→ BRIEF
Write out the material exactly. Do not include the pictures.

[Dataset entries]
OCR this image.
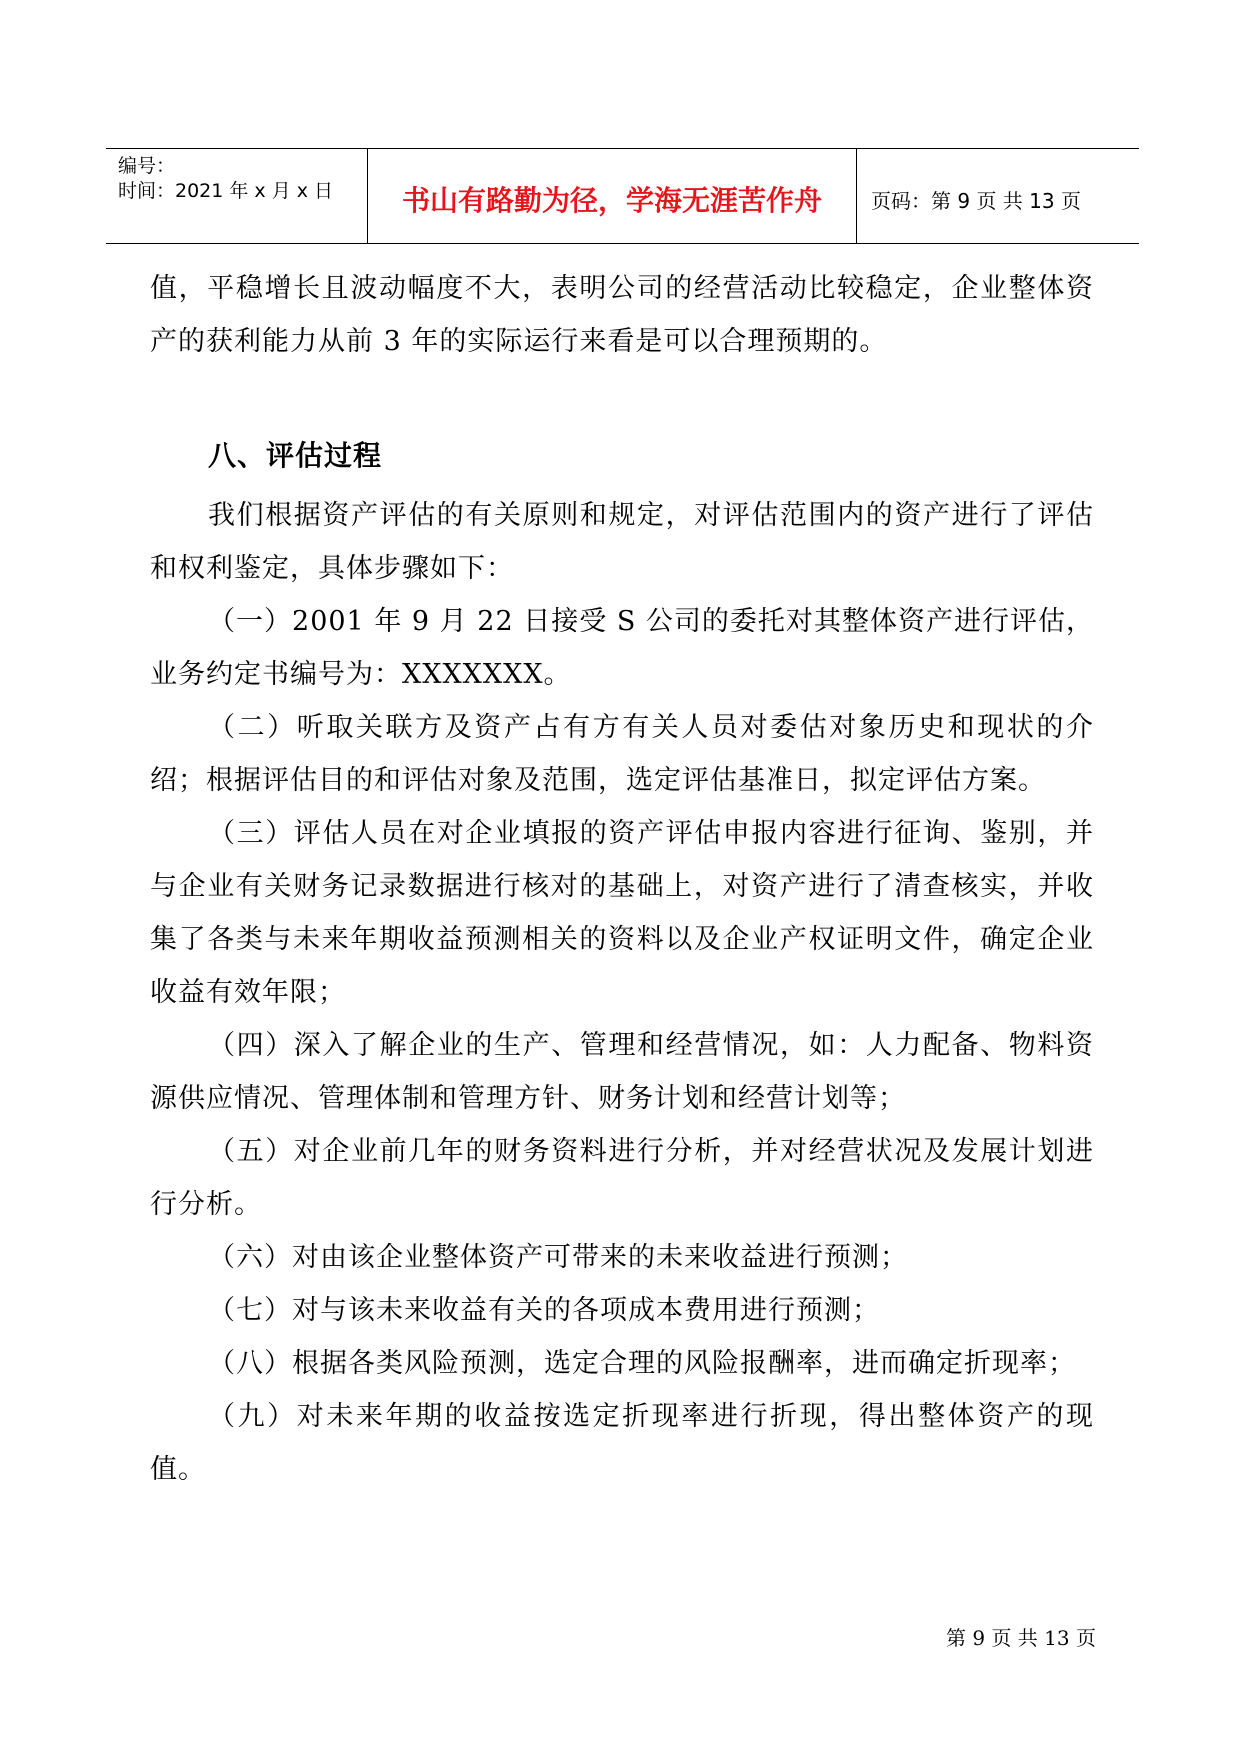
编号：
时间：2021 年 x 月 x 日	书山有路勤为径，学海无涯苦作舟	页码：第 9 页 共 13 页

值，平稳增长且波动幅度不大，表明公司的经营活动比较稳定，企业整体资产的获利能力从前 3 年的实际运行来看是可以合理预期的。

八、评估过程

我们根据资产评估的有关原则和规定，对评估范围内的资产进行了评估和权利鉴定，具体步骤如下：

（一）2001 年 9 月 22 日接受 S 公司的委托对其整体资产进行评估，业务约定书编号为：XXXXXXX。

（二）听取关联方及资产占有方有关人员对委估对象历史和现状的介绍；根据评估目的和评估对象及范围，选定评估基准日，拟定评估方案。

（三）评估人员在对企业填报的资产评估申报内容进行征询、鉴别，并与企业有关财务记录数据进行核对的基础上，对资产进行了清查核实，并收集了各类与未来年期收益预测相关的资料以及企业产权证明文件，确定企业收益有效年限；

（四）深入了解企业的生产、管理和经营情况，如：人力配备、物料资源供应情况、管理体制和管理方针、财务计划和经营计划等；

（五）对企业前几年的财务资料进行分析，并对经营状况及发展计划进行分析。

（六）对由该企业整体资产可带来的未来收益进行预测；

（七）对与该未来收益有关的各项成本费用进行预测；

（八）根据各类风险预测，选定合理的风险报酬率，进而确定折现率；

（九）对未来年期的收益按选定折现率进行折现，得出整体资产的现值。

第 9 页 共 13 页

→ EXERCISE OUTPUT
OCR this image.
编号：
时间：2021 年 x 月 x 日	书山有路勤为径，学海无涯苦作舟	页码：第 9 页 共 13 页

值，平稳增长且波动幅度不大，表明公司的经营活动比较稳定，企业整体资产的获利能力从前 3 年的实际运行来看是可以合理预期的。

八、评估过程

我们根据资产评估的有关原则和规定，对评估范围内的资产进行了评估和权利鉴定，具体步骤如下：

（一）2001 年 9 月 22 日接受 S 公司的委托对其整体资产进行评估，业务约定书编号为：XXXXXXX。

（二）听取关联方及资产占有方有关人员对委估对象历史和现状的介绍；根据评估目的和评估对象及范围，选定评估基准日，拟定评估方案。

（三）评估人员在对企业填报的资产评估申报内容进行征询、鉴别，并与企业有关财务记录数据进行核对的基础上，对资产进行了清查核实，并收集了各类与未来年期收益预测相关的资料以及企业产权证明文件，确定企业收益有效年限；

（四）深入了解企业的生产、管理和经营情况，如：人力配备、物料资源供应情况、管理体制和管理方针、财务计划和经营计划等；

（五）对企业前几年的财务资料进行分析，并对经营状况及发展计划进行分析。

（六）对由该企业整体资产可带来的未来收益进行预测；

（七）对与该未来收益有关的各项成本费用进行预测；

（八）根据各类风险预测，选定合理的风险报酬率，进而确定折现率；

（九）对未来年期的收益按选定折现率进行折现，得出整体资产的现值。

第 9 页 共 13 页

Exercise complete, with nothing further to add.